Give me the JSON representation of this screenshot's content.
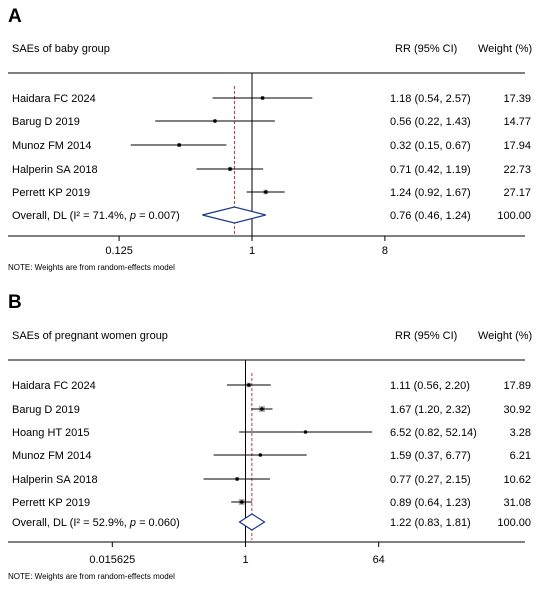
{
  "chart_data": [
    {
      "type": "forest",
      "panel_label": "A",
      "title": "SAEs of baby group",
      "column_headers": {
        "effect": "RR (95% CI)",
        "weight": "Weight (%)"
      },
      "scale": "log2",
      "xlim": [
        0.0625,
        16
      ],
      "x_ticks": [
        0.125,
        1,
        8
      ],
      "x_tick_labels": [
        "0.125",
        "1",
        "8"
      ],
      "reference_line": 1,
      "pooled_line": 0.76,
      "studies": [
        {
          "label": "Haidara FC 2024",
          "rr": 1.18,
          "lo": 0.54,
          "hi": 2.57,
          "ci_text": "1.18 (0.54, 2.57)",
          "weight": 17.39,
          "weight_text": "17.39"
        },
        {
          "label": "Barug D 2019",
          "rr": 0.56,
          "lo": 0.22,
          "hi": 1.43,
          "ci_text": "0.56 (0.22, 1.43)",
          "weight": 14.77,
          "weight_text": "14.77"
        },
        {
          "label": "Munoz FM 2014",
          "rr": 0.32,
          "lo": 0.15,
          "hi": 0.67,
          "ci_text": "0.32 (0.15, 0.67)",
          "weight": 17.94,
          "weight_text": "17.94"
        },
        {
          "label": "Halperin SA 2018",
          "rr": 0.71,
          "lo": 0.42,
          "hi": 1.19,
          "ci_text": "0.71 (0.42, 1.19)",
          "weight": 22.73,
          "weight_text": "22.73"
        },
        {
          "label": "Perrett KP 2019",
          "rr": 1.24,
          "lo": 0.92,
          "hi": 1.67,
          "ci_text": "1.24 (0.92, 1.67)",
          "weight": 27.17,
          "weight_text": "27.17"
        }
      ],
      "overall": {
        "label_prefix": "Overall, DL (I² = 71.4%, ",
        "p_symbol": "p",
        "label_suffix": " = 0.007)",
        "rr": 0.76,
        "lo": 0.46,
        "hi": 1.24,
        "ci_text": "0.76 (0.46, 1.24)",
        "weight_text": "100.00"
      },
      "note": "NOTE: Weights are from random-effects model"
    },
    {
      "type": "forest",
      "panel_label": "B",
      "title": "SAEs of pregnant women group",
      "column_headers": {
        "effect": "RR (95% CI)",
        "weight": "Weight (%)"
      },
      "scale": "log2",
      "xlim": [
        0.0078125,
        128
      ],
      "x_ticks": [
        0.015625,
        1,
        64
      ],
      "x_tick_labels": [
        "0.015625",
        "1",
        "64"
      ],
      "reference_line": 1,
      "pooled_line": 1.22,
      "studies": [
        {
          "label": "Haidara FC 2024",
          "rr": 1.11,
          "lo": 0.56,
          "hi": 2.2,
          "ci_text": "1.11 (0.56, 2.20)",
          "weight": 17.89,
          "weight_text": "17.89"
        },
        {
          "label": "Barug D 2019",
          "rr": 1.67,
          "lo": 1.2,
          "hi": 2.32,
          "ci_text": "1.67 (1.20, 2.32)",
          "weight": 30.92,
          "weight_text": "30.92"
        },
        {
          "label": "Hoang HT 2015",
          "rr": 6.52,
          "lo": 0.82,
          "hi": 52.14,
          "ci_text": "6.52 (0.82, 52.14)",
          "weight": 3.28,
          "weight_text": "3.28"
        },
        {
          "label": "Munoz FM 2014",
          "rr": 1.59,
          "lo": 0.37,
          "hi": 6.77,
          "ci_text": "1.59 (0.37, 6.77)",
          "weight": 6.21,
          "weight_text": "6.21"
        },
        {
          "label": "Halperin SA 2018",
          "rr": 0.77,
          "lo": 0.27,
          "hi": 2.15,
          "ci_text": "0.77 (0.27, 2.15)",
          "weight": 10.62,
          "weight_text": "10.62"
        },
        {
          "label": "Perrett KP 2019",
          "rr": 0.89,
          "lo": 0.64,
          "hi": 1.23,
          "ci_text": "0.89 (0.64, 1.23)",
          "weight": 31.08,
          "weight_text": "31.08"
        }
      ],
      "overall": {
        "label_prefix": "Overall, DL (I² = 52.9%, ",
        "p_symbol": "p",
        "label_suffix": " = 0.060)",
        "rr": 1.22,
        "lo": 0.83,
        "hi": 1.81,
        "ci_text": "1.22 (0.83, 1.81)",
        "weight_text": "100.00"
      },
      "note": "NOTE: Weights are from random-effects model"
    }
  ],
  "colors": {
    "diamond": "#1a3a8a",
    "pooled_line": "#cc3333",
    "weight_box": "#b5b5b5",
    "axis": "#000000"
  }
}
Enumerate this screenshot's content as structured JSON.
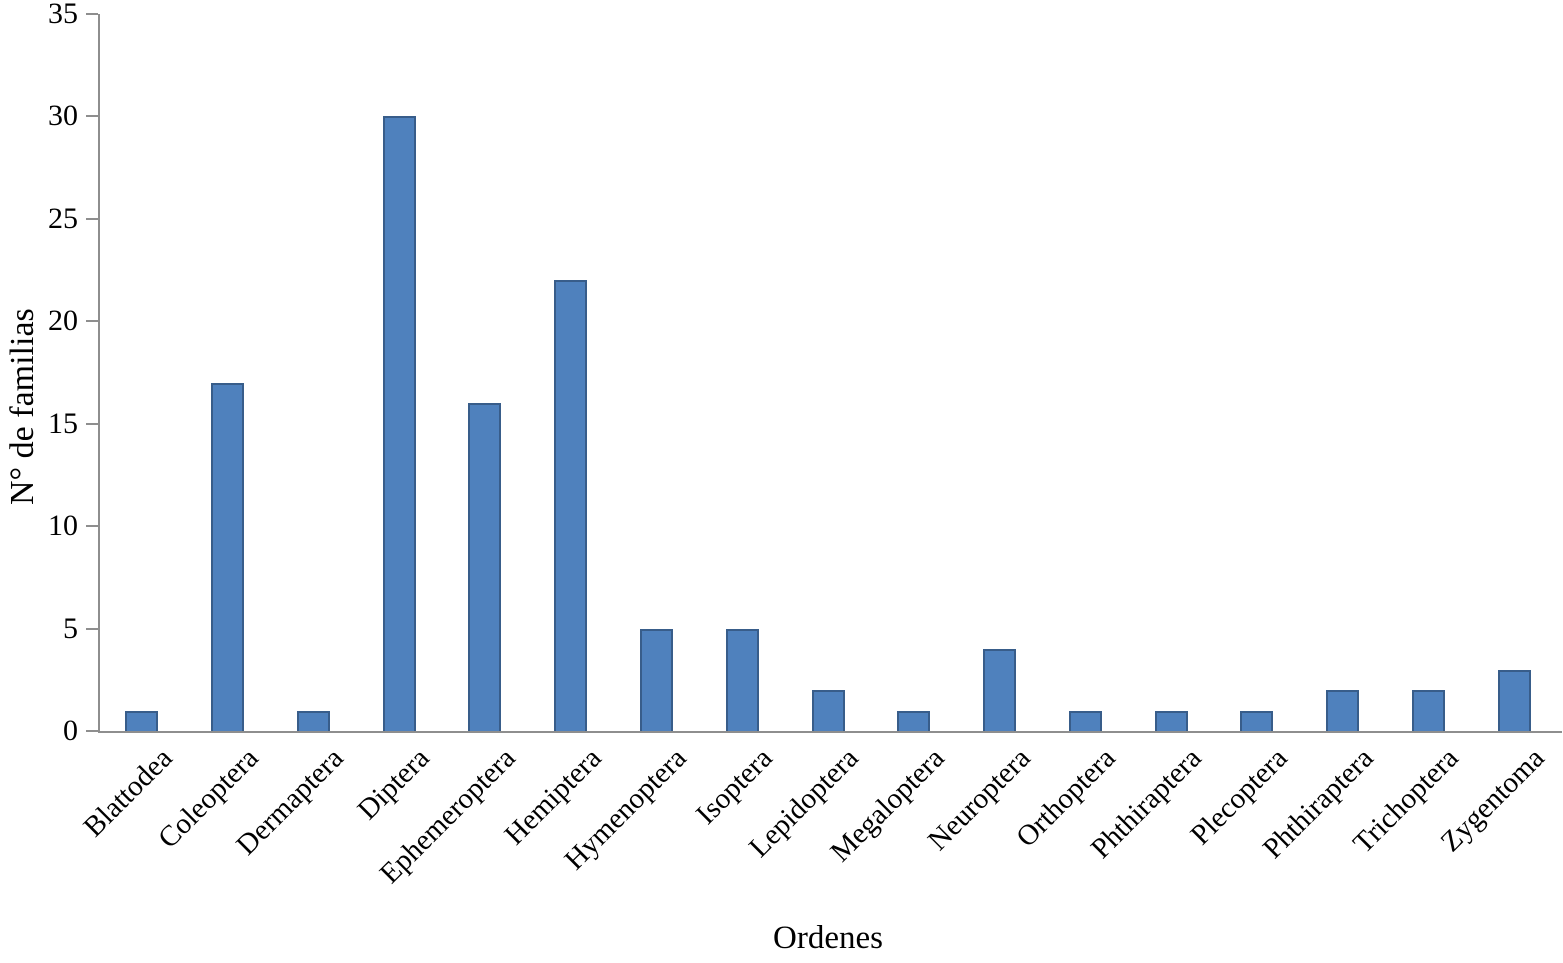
{
  "chart_data": {
    "type": "bar",
    "title": "",
    "xlabel": "Ordenes",
    "ylabel": "N° de familias",
    "categories": [
      "Blattodea",
      "Coleoptera",
      "Dermaptera",
      "Diptera",
      "Ephemeroptera",
      "Hemiptera",
      "Hymenoptera",
      "Isoptera",
      "Lepidoptera",
      "Megaloptera",
      "Neuroptera",
      "Orthoptera",
      "Phthiraptera",
      "Plecoptera",
      "Phthiraptera",
      "Trichoptera",
      "Zygentoma"
    ],
    "values": [
      1,
      17,
      1,
      30,
      16,
      22,
      5,
      5,
      2,
      1,
      4,
      1,
      1,
      1,
      2,
      2,
      3
    ],
    "ylim": [
      0,
      35
    ],
    "yticks": [
      0,
      5,
      10,
      15,
      20,
      25,
      30,
      35
    ],
    "grid": false,
    "legend": "none",
    "x_label_rotation_deg": 45,
    "bar_color": "#4F81BD",
    "bar_border_color": "#385D8A",
    "axis_color": "#8E8E8E",
    "text_color": "#000000"
  }
}
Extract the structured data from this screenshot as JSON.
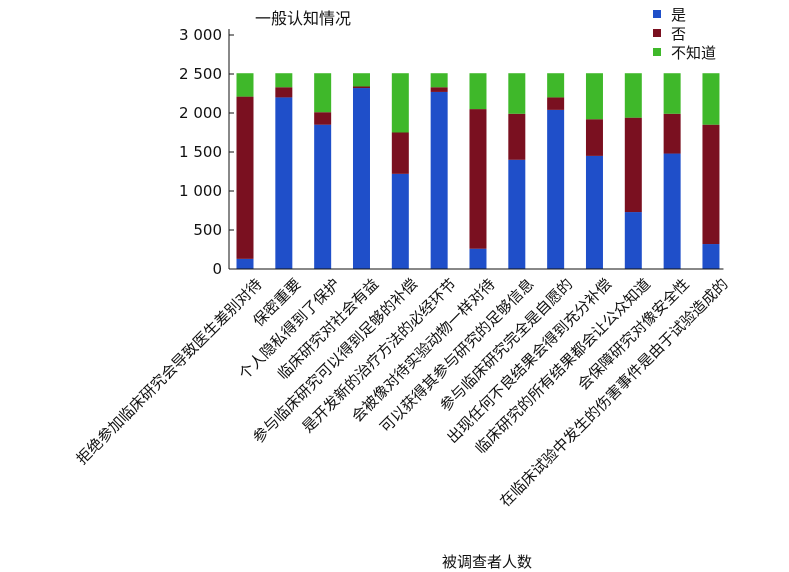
{
  "chart_data": {
    "type": "bar",
    "stacked": true,
    "title": "一般认知情况",
    "xlabel": "被调查者人数",
    "ylabel": "",
    "ylim": [
      0,
      3000
    ],
    "yticks": [
      0,
      500,
      1000,
      1500,
      2000,
      2500,
      3000
    ],
    "ytick_labels": [
      "0",
      "500",
      "1 000",
      "1 500",
      "2 000",
      "2 500",
      "3 000"
    ],
    "legend_position": "top-right",
    "grid": false,
    "categories": [
      "拒绝参加临床研究会导致医生差别对待",
      "保密重要",
      "个人隐私得到了保护",
      "临床研究对社会有益",
      "参与临床研究可以得到足够的补偿",
      "是开发新的治疗方法的必经环节",
      "会被像对待实验动物一样对待",
      "可以获得其参与研究的足够信息",
      "参与临床研究完全是自愿的",
      "出现任何不良结果会得到充分补偿",
      "临床研究的所有结果都会让公众知道",
      "会保障研究对像安全性",
      "在临床试验中发生的伤害事件是由于试验造成的"
    ],
    "series": [
      {
        "name": "是",
        "color": "#1f4fc9",
        "values": [
          130,
          2200,
          1850,
          2320,
          1220,
          2270,
          260,
          1400,
          2040,
          1450,
          730,
          1480,
          320
        ]
      },
      {
        "name": "否",
        "color": "#7a1020",
        "values": [
          2080,
          130,
          160,
          20,
          530,
          60,
          1790,
          590,
          160,
          470,
          1210,
          510,
          1530
        ]
      },
      {
        "name": "不知道",
        "color": "#3fb82a",
        "values": [
          300,
          180,
          500,
          170,
          760,
          180,
          460,
          520,
          310,
          590,
          570,
          520,
          660
        ]
      }
    ]
  }
}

◆ What you are asked to do:
Copy all the records above exactly, but leave out the pictures.

◆ Result:
Give me the JSON representation of this screenshot's content.
{
  "chart_data": [
    {
      "type": "forest",
      "panel_label": "A",
      "title": "SAEs of baby group",
      "column_headers": {
        "effect": "RR (95% CI)",
        "weight": "Weight (%)"
      },
      "scale": "log2",
      "xlim": [
        0.0625,
        16
      ],
      "x_ticks": [
        0.125,
        1,
        8
      ],
      "x_tick_labels": [
        "0.125",
        "1",
        "8"
      ],
      "reference_line": 1,
      "pooled_line": 0.76,
      "studies": [
        {
          "label": "Haidara FC 2024",
          "rr": 1.18,
          "lo": 0.54,
          "hi": 2.57,
          "ci_text": "1.18 (0.54, 2.57)",
          "weight": 17.39,
          "weight_text": "17.39"
        },
        {
          "label": "Barug D 2019",
          "rr": 0.56,
          "lo": 0.22,
          "hi": 1.43,
          "ci_text": "0.56 (0.22, 1.43)",
          "weight": 14.77,
          "weight_text": "14.77"
        },
        {
          "label": "Munoz FM 2014",
          "rr": 0.32,
          "lo": 0.15,
          "hi": 0.67,
          "ci_text": "0.32 (0.15, 0.67)",
          "weight": 17.94,
          "weight_text": "17.94"
        },
        {
          "label": "Halperin SA 2018",
          "rr": 0.71,
          "lo": 0.42,
          "hi": 1.19,
          "ci_text": "0.71 (0.42, 1.19)",
          "weight": 22.73,
          "weight_text": "22.73"
        },
        {
          "label": "Perrett KP 2019",
          "rr": 1.24,
          "lo": 0.92,
          "hi": 1.67,
          "ci_text": "1.24 (0.92, 1.67)",
          "weight": 27.17,
          "weight_text": "27.17"
        }
      ],
      "overall": {
        "label_prefix": "Overall, DL (I² = 71.4%, ",
        "p_symbol": "p",
        "label_suffix": " = 0.007)",
        "rr": 0.76,
        "lo": 0.46,
        "hi": 1.24,
        "ci_text": "0.76 (0.46, 1.24)",
        "weight_text": "100.00"
      },
      "note": "NOTE: Weights are from random-effects model"
    },
    {
      "type": "forest",
      "panel_label": "B",
      "title": "SAEs of pregnant women group",
      "column_headers": {
        "effect": "RR (95% CI)",
        "weight": "Weight (%)"
      },
      "scale": "log2",
      "xlim": [
        0.0078125,
        128
      ],
      "x_ticks": [
        0.015625,
        1,
        64
      ],
      "x_tick_labels": [
        "0.015625",
        "1",
        "64"
      ],
      "reference_line": 1,
      "pooled_line": 1.22,
      "studies": [
        {
          "label": "Haidara FC 2024",
          "rr": 1.11,
          "lo": 0.56,
          "hi": 2.2,
          "ci_text": "1.11 (0.56, 2.20)",
          "weight": 17.89,
          "weight_text": "17.89"
        },
        {
          "label": "Barug D 2019",
          "rr": 1.67,
          "lo": 1.2,
          "hi": 2.32,
          "ci_text": "1.67 (1.20, 2.32)",
          "weight": 30.92,
          "weight_text": "30.92"
        },
        {
          "label": "Hoang HT 2015",
          "rr": 6.52,
          "lo": 0.82,
          "hi": 52.14,
          "ci_text": "6.52 (0.82, 52.14)",
          "weight": 3.28,
          "weight_text": "3.28"
        },
        {
          "label": "Munoz FM 2014",
          "rr": 1.59,
          "lo": 0.37,
          "hi": 6.77,
          "ci_text": "1.59 (0.37, 6.77)",
          "weight": 6.21,
          "weight_text": "6.21"
        },
        {
          "label": "Halperin SA 2018",
          "rr": 0.77,
          "lo": 0.27,
          "hi": 2.15,
          "ci_text": "0.77 (0.27, 2.15)",
          "weight": 10.62,
          "weight_text": "10.62"
        },
        {
          "label": "Perrett KP 2019",
          "rr": 0.89,
          "lo": 0.64,
          "hi": 1.23,
          "ci_text": "0.89 (0.64, 1.23)",
          "weight": 31.08,
          "weight_text": "31.08"
        }
      ],
      "overall": {
        "label_prefix": "Overall, DL (I² = 52.9%, ",
        "p_symbol": "p",
        "label_suffix": " = 0.060)",
        "rr": 1.22,
        "lo": 0.83,
        "hi": 1.81,
        "ci_text": "1.22 (0.83, 1.81)",
        "weight_text": "100.00"
      },
      "note": "NOTE: Weights are from random-effects model"
    }
  ],
  "colors": {
    "diamond": "#1a3a8a",
    "pooled_line": "#cc3333",
    "weight_box": "#b5b5b5",
    "axis": "#000000"
  }
}
Enumerate this screenshot's content as structured JSON.
{
  "chart_data": {
    "type": "bar",
    "title": "",
    "xlabel": "Ordenes",
    "ylabel": "N° de familias",
    "categories": [
      "Blattodea",
      "Coleoptera",
      "Dermaptera",
      "Diptera",
      "Ephemeroptera",
      "Hemiptera",
      "Hymenoptera",
      "Isoptera",
      "Lepidoptera",
      "Megaloptera",
      "Neuroptera",
      "Orthoptera",
      "Phthiraptera",
      "Plecoptera",
      "Phthiraptera",
      "Trichoptera",
      "Zygentoma"
    ],
    "values": [
      1,
      17,
      1,
      30,
      16,
      22,
      5,
      5,
      2,
      1,
      4,
      1,
      1,
      1,
      2,
      2,
      3
    ],
    "ylim": [
      0,
      35
    ],
    "yticks": [
      0,
      5,
      10,
      15,
      20,
      25,
      30,
      35
    ],
    "grid": false,
    "legend": "none",
    "x_label_rotation_deg": 45,
    "bar_color": "#4F81BD",
    "bar_border_color": "#385D8A",
    "axis_color": "#8E8E8E",
    "text_color": "#000000"
  }
}
Extract the structured data from this screenshot as JSON.
{
  "chart_data": {
    "type": "bar",
    "stacked": true,
    "title": "一般认知情况",
    "xlabel": "被调查者人数",
    "ylabel": "",
    "ylim": [
      0,
      3000
    ],
    "yticks": [
      0,
      500,
      1000,
      1500,
      2000,
      2500,
      3000
    ],
    "ytick_labels": [
      "0",
      "500",
      "1 000",
      "1 500",
      "2 000",
      "2 500",
      "3 000"
    ],
    "legend_position": "top-right",
    "grid": false,
    "categories": [
      "拒绝参加临床研究会导致医生差别对待",
      "保密重要",
      "个人隐私得到了保护",
      "临床研究对社会有益",
      "参与临床研究可以得到足够的补偿",
      "是开发新的治疗方法的必经环节",
      "会被像对待实验动物一样对待",
      "可以获得其参与研究的足够信息",
      "参与临床研究完全是自愿的",
      "出现任何不良结果会得到充分补偿",
      "临床研究的所有结果都会让公众知道",
      "会保障研究对像安全性",
      "在临床试验中发生的伤害事件是由于试验造成的"
    ],
    "series": [
      {
        "name": "是",
        "color": "#1f4fc9",
        "values": [
          130,
          2200,
          1850,
          2320,
          1220,
          2270,
          260,
          1400,
          2040,
          1450,
          730,
          1480,
          320
        ]
      },
      {
        "name": "否",
        "color": "#7a1020",
        "values": [
          2080,
          130,
          160,
          20,
          530,
          60,
          1790,
          590,
          160,
          470,
          1210,
          510,
          1530
        ]
      },
      {
        "name": "不知道",
        "color": "#3fb82a",
        "values": [
          300,
          180,
          500,
          170,
          760,
          180,
          460,
          520,
          310,
          590,
          570,
          520,
          660
        ]
      }
    ]
  }
}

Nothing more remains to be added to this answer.